### Requirement
How many lines of the material below contain the string "title"? Answer with the number and nothing else.
:: Data provided ::
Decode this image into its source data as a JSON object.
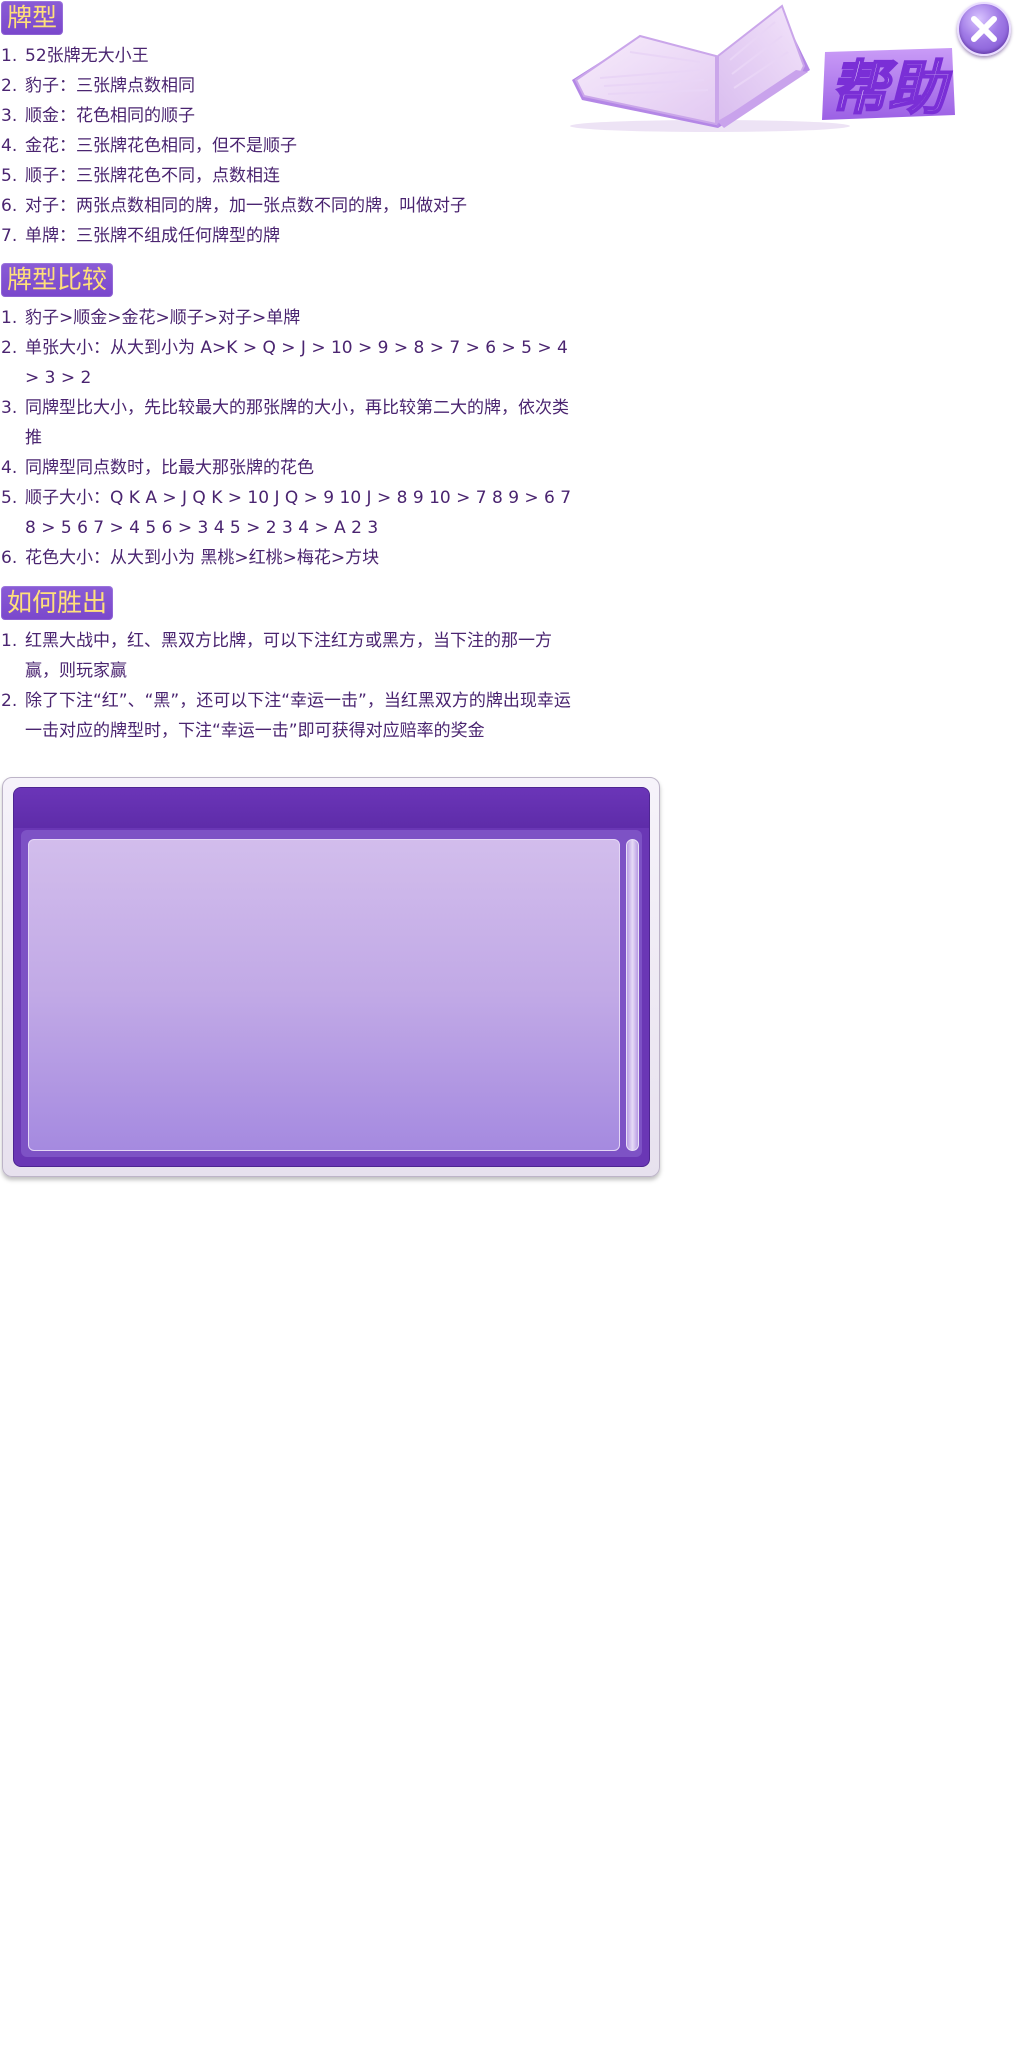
{
  "sections": [
    {
      "title": "牌型",
      "items": [
        {
          "num": "1.",
          "text": "52张牌无大小王"
        },
        {
          "num": "2.",
          "text": "豹子：三张牌点数相同"
        },
        {
          "num": "3.",
          "text": "顺金：花色相同的顺子"
        },
        {
          "num": "4.",
          "text": "金花：三张牌花色相同，但不是顺子"
        },
        {
          "num": "5.",
          "text": "顺子：三张牌花色不同，点数相连"
        },
        {
          "num": "6.",
          "text": "对子：两张点数相同的牌，加一张点数不同的牌，叫做对子"
        },
        {
          "num": "7.",
          "text": "单牌：三张牌不组成任何牌型的牌"
        }
      ]
    },
    {
      "title": "牌型比较",
      "items": [
        {
          "num": "1.",
          "text": "豹子>顺金>金花>顺子>对子>单牌"
        },
        {
          "num": "2.",
          "text": "单张大小：从大到小为 A>K > Q > J > 10 > 9 > 8 > 7 > 6 > 5 > 4 > 3 > 2"
        },
        {
          "num": "3.",
          "text": "同牌型比大小，先比较最大的那张牌的大小，再比较第二大的牌，依次类推"
        },
        {
          "num": "4.",
          "text": "同牌型同点数时，比最大那张牌的花色"
        },
        {
          "num": "5.",
          "text": "顺子大小：Q K A > J Q K > 10 J Q > 9 10 J > 8 9 10 > 7 8 9 > 6 7 8 > 5 6 7 > 4 5 6 > 3 4 5 > 2 3 4 > A 2 3"
        },
        {
          "num": "6.",
          "text": "花色大小：从大到小为 黑桃>红桃>梅花>方块"
        }
      ]
    },
    {
      "title": "如何胜出",
      "items": [
        {
          "num": "1.",
          "text": "红黑大战中，红、黑双方比牌，可以下注红方或黑方，当下注的那一方赢，则玩家赢"
        },
        {
          "num": "2.",
          "text": "除了下注“红”、“黑”，还可以下注“幸运一击”，当红黑双方的牌出现幸运一击对应的牌型时，下注“幸运一击”即可获得对应赔率的奖金"
        }
      ]
    }
  ],
  "header": {
    "title": "帮助",
    "book_icon": "open-book-icon",
    "close_icon": "close-icon"
  },
  "colors": {
    "badge_bg": "#7a47cc",
    "badge_text": "#ffe07a",
    "body_text": "#4a2470",
    "panel_frame": "#6a37b5"
  }
}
:::
### Solution for this problem
4